◆ REQUIRED WORK: Pick out the lines below with "성립한다" and list them.

_ _ _ _ _ _ _

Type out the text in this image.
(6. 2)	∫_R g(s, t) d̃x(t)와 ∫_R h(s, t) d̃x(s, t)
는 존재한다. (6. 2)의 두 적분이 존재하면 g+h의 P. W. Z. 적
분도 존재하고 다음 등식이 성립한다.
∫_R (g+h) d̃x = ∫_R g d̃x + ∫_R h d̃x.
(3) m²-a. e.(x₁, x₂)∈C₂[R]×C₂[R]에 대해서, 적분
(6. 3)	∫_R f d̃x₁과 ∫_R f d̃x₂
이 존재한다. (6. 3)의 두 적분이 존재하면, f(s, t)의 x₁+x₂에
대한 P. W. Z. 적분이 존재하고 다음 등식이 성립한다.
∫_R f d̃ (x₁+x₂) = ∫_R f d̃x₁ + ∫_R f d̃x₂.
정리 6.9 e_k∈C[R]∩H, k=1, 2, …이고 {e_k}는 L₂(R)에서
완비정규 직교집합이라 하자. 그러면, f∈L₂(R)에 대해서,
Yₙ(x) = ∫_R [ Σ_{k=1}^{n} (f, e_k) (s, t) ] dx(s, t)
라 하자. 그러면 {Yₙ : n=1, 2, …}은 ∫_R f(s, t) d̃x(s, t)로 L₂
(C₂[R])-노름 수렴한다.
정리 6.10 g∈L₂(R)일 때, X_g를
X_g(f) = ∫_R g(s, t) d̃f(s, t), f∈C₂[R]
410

_ _ _ _ _ _ _

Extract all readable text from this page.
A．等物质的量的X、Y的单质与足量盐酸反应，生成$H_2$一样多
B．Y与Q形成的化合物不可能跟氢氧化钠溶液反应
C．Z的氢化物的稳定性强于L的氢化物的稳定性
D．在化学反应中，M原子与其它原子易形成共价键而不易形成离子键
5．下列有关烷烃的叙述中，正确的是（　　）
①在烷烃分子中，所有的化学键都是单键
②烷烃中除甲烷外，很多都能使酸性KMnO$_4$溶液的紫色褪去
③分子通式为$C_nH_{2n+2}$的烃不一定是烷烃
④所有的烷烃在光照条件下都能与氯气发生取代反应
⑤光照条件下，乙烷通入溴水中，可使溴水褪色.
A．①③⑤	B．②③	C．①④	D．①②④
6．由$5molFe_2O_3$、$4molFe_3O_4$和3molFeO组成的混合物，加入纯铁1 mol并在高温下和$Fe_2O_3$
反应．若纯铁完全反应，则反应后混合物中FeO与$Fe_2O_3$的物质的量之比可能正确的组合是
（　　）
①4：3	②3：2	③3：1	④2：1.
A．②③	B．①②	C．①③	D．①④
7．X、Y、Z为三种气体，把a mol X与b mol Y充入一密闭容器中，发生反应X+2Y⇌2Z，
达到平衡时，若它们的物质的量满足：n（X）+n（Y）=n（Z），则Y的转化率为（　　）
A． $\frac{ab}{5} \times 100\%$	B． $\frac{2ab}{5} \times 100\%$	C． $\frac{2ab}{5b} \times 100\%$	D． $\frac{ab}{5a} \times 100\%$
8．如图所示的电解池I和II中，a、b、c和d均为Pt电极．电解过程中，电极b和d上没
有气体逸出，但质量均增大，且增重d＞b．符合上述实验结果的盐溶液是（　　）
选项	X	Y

_ _ _ _ _ _ _

◆ OUTPUT BELOW:
분도 존재하고 다음 등식이 성립한다.
대한 P. W. Z. 적분이 존재하고 다음 등식이 성립한다.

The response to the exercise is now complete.